(Exercise aim) Which lines contain the word "right"? Return each of them as written.

(Extracted records)
****************************************
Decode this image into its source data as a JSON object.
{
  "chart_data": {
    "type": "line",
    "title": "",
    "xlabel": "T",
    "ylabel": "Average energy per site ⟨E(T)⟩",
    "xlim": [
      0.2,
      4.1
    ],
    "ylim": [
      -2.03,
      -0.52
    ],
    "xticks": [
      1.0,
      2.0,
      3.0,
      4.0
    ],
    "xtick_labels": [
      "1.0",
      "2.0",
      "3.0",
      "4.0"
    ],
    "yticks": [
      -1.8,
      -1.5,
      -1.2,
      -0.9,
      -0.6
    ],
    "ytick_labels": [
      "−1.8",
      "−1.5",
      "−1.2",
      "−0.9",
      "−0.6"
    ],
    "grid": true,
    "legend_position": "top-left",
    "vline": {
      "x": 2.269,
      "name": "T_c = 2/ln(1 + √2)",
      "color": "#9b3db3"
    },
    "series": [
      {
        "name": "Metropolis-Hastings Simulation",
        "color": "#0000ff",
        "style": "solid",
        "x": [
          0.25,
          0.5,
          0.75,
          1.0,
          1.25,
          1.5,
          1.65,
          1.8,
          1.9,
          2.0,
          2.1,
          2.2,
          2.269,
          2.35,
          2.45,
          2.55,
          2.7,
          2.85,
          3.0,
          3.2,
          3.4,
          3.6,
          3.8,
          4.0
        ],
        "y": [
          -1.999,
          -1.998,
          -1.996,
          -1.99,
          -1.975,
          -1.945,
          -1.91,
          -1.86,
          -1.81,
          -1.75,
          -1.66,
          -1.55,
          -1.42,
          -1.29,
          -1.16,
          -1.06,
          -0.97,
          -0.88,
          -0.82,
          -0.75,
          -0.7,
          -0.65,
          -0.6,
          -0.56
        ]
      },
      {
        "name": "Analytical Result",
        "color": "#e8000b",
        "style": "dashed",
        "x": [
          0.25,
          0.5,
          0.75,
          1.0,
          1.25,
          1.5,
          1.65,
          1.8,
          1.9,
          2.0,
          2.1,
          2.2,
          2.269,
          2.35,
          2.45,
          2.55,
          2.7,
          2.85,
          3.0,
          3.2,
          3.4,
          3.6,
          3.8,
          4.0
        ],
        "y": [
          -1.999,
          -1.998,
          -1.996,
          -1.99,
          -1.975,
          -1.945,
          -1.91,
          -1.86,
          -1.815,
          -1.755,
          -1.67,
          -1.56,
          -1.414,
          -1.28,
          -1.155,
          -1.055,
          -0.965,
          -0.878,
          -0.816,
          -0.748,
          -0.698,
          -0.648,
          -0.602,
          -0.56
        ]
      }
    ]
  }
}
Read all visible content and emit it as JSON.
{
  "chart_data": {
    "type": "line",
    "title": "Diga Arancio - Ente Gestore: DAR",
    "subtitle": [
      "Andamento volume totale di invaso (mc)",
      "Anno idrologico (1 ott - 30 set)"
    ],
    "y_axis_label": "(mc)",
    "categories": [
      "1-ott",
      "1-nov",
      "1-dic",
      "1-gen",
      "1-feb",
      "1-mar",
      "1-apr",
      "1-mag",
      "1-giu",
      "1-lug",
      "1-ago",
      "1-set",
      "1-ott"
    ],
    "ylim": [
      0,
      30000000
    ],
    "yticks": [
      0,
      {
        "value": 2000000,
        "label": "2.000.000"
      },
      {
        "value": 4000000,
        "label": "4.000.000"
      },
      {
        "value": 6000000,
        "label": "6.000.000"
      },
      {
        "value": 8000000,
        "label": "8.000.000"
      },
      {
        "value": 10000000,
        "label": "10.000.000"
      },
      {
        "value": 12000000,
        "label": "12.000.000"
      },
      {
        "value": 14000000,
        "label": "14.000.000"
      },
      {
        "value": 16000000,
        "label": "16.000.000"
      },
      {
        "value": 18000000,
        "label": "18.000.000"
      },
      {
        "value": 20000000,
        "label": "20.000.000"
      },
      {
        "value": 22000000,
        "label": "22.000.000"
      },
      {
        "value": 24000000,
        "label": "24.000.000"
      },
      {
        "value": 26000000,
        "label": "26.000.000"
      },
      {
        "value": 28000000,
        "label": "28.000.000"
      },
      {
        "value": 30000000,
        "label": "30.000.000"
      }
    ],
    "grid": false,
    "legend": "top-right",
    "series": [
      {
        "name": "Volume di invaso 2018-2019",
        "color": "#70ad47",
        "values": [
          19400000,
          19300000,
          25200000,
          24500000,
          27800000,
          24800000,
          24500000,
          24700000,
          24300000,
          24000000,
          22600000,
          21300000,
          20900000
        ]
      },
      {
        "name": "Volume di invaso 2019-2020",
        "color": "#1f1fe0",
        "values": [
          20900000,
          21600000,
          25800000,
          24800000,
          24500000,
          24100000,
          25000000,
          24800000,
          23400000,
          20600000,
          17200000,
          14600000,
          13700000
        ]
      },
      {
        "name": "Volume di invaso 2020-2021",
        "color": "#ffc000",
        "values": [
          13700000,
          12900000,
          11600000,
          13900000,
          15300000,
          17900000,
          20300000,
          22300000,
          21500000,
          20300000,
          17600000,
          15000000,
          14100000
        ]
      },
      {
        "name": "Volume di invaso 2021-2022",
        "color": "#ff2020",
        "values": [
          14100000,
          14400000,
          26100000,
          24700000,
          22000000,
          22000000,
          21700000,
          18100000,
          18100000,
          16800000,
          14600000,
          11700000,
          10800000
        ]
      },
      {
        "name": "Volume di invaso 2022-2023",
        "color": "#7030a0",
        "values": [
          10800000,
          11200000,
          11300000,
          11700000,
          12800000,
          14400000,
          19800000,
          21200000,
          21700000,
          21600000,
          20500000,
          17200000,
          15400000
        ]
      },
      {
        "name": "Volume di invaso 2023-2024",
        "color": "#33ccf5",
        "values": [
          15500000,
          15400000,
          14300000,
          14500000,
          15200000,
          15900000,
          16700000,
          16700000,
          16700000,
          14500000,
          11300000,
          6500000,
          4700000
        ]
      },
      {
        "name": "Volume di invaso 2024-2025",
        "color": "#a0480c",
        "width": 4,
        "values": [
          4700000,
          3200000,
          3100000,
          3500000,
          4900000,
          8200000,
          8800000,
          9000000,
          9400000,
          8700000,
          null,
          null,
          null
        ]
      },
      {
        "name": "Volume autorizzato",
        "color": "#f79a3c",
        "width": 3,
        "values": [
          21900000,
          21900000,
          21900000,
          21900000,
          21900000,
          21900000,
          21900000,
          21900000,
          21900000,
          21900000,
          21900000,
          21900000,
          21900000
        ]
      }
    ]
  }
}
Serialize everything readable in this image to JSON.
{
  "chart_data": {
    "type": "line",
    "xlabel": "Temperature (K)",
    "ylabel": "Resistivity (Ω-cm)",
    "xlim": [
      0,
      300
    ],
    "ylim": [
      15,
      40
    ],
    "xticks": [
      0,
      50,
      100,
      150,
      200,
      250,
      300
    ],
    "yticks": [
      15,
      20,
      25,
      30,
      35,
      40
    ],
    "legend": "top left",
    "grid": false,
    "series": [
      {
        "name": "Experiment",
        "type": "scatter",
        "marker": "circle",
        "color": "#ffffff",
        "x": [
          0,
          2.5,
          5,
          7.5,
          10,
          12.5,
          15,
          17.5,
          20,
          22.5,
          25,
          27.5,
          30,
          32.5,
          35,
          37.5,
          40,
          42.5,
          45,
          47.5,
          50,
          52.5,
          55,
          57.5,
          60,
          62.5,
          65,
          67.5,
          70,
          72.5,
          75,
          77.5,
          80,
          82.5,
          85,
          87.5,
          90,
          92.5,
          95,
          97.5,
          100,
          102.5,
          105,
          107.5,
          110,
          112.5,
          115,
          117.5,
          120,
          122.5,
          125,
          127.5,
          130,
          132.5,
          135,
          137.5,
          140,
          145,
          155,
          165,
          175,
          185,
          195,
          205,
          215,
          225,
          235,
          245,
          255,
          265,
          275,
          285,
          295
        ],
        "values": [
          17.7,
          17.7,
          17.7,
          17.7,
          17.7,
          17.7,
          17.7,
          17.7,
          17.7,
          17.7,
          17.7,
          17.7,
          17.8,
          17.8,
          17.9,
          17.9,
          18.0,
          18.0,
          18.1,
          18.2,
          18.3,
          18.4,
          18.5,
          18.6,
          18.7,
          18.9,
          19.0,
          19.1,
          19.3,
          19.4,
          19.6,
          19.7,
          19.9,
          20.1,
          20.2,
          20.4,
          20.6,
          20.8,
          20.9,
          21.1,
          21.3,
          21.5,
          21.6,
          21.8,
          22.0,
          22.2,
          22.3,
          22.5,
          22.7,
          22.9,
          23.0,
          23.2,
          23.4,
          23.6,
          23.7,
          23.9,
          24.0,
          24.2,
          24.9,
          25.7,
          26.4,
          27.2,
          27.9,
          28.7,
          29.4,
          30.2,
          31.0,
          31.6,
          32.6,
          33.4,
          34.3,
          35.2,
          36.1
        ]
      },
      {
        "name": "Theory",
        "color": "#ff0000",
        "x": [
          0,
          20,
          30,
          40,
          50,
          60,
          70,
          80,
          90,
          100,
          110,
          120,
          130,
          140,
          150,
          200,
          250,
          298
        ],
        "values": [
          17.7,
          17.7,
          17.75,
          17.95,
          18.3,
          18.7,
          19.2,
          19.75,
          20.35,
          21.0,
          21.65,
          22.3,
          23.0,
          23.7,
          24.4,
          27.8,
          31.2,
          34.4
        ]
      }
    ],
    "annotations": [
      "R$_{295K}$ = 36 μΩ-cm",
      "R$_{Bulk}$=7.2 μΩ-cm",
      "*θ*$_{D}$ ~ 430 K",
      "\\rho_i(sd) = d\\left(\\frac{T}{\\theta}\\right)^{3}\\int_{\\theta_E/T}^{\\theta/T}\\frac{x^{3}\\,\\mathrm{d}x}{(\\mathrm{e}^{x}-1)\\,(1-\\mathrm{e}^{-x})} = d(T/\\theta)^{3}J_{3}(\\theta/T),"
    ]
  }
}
****************************************
(Full answer)
    "legend": "top-right",
      "\\rho_i(sd) = d\\left(\\frac{T}{\\theta}\\right)^{3}\\int_{\\theta_E/T}^{\\theta/T}\\frac{x^{3}\\,\\mathrm{d}x}{(\\mathrm{e}^{x}-1)\\,(1-\\mathrm{e}^{-x})} = d(T/\\theta)^{3}J_{3}(\\theta/T),"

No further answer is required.